PROBLEM:
All of the data below should be written out exactly.

Raw records:
## BEGIN

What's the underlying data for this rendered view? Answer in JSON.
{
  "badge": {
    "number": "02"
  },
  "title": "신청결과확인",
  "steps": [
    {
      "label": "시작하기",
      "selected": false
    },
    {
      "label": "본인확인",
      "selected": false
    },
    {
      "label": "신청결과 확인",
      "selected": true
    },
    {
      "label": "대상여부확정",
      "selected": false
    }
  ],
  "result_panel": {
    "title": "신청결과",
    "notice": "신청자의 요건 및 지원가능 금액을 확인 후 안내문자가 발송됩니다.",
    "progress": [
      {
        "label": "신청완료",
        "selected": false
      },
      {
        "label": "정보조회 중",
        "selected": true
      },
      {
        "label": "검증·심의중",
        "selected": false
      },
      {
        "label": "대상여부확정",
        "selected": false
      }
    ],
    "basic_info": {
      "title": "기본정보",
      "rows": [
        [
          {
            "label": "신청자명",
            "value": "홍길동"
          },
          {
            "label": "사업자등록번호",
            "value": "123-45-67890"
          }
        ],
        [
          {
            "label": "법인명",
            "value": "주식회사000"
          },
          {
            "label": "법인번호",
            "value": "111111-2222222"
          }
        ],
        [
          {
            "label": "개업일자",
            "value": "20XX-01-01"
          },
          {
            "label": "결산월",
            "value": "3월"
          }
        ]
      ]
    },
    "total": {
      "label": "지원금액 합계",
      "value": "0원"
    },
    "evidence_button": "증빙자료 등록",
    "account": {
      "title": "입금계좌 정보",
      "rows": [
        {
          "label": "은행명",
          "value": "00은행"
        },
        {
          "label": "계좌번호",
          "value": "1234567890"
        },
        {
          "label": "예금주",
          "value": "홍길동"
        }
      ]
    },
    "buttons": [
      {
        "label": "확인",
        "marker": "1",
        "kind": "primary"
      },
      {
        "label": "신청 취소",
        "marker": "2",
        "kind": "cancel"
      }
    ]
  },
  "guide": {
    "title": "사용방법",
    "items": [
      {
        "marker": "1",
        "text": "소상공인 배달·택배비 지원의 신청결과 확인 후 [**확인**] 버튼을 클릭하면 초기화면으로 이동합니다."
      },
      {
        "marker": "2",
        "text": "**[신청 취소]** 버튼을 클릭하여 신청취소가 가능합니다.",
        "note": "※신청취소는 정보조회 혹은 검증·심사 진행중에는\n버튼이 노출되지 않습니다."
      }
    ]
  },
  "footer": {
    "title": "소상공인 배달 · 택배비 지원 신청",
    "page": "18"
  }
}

## END

FINISHED TASK:
What's the underlying data for this rendered view? Answer in JSON.
{
  "badge": {
    "number": "02"
  },
  "title": "신청결과확인",
  "steps": [
    {
      "label": "시작하기",
      "selected": false
    },
    {
      "label": "본인확인",
      "selected": false
    },
    {
      "label": "신청결과 확인",
      "selected": true
    },
    {
      "label": "대상여부확정",
      "selected": false
    }
  ],
  "result_panel": {
    "title": "신청결과",
    "notice": "신청자의 요건 및 지원가능 금액을 확인 후 안내문자가 발송됩니다.",
    "progress": [
      {
        "label": "신청완료",
        "selected": false
      },
      {
        "label": "정보조회 중",
        "selected": true
      },
      {
        "label": "검증·심의중",
        "selected": false
      },
      {
        "label": "대상여부확정",
        "selected": false
      }
    ],
    "basic_info": {
      "title": "기본정보",
      "rows": [
        [
          {
            "label": "신청자명",
            "value": "홍길동"
          },
          {
            "label": "사업자등록번호",
            "value": "123-45-67890"
          }
        ],
        [
          {
            "label": "법인명",
            "value": "주식회사000"
          },
          {
            "label": "법인번호",
            "value": "111111-2222222"
          }
        ],
        [
          {
            "label": "개업일자",
            "value": "20XX-01-01"
          },
          {
            "label": "결산월",
            "value": "3월"
          }
        ]
      ]
    },
    "total": {
      "label": "지원금액 합계",
      "value": "0원"
    },
    "evidence_button": "증빙자료 등록",
    "account": {
      "title": "입금계좌 정보",
      "rows": [
        {
          "label": "은행명",
          "value": "00은행"
        },
        {
          "label": "계좌번호",
          "value": "1234567890"
        },
        {
          "label": "예금주",
          "value": "홍길동"
        }
      ]
    },
    "buttons": [
      {
        "label": "확인",
        "marker": "1",
        "kind": "primary"
      },
      {
        "label": "신청 취소",
        "marker": "2",
        "kind": "cancel"
      }
    ]
  },
  "guide": {
    "title": "사용방법",
    "items": [
      {
        "marker": "1",
        "text": "소상공인 배달·택배비 지원의 신청결과 확인 후 [**확인**] 버튼을 클릭하면 초기화면으로 이동합니다."
      },
      {
        "marker": "2",
        "text": "**[신청 취소]** 버튼을 클릭하여 신청취소가 가능합니다.",
        "note": "※신청취소는 정보조회 혹은 검증·심사 진행중에는\n버튼이 노출되지 않습니다."
      }
    ]
  },
  "footer": {
    "title": "소상공인 배달 · 택배비 지원 신청",
    "page": "18"
  }
}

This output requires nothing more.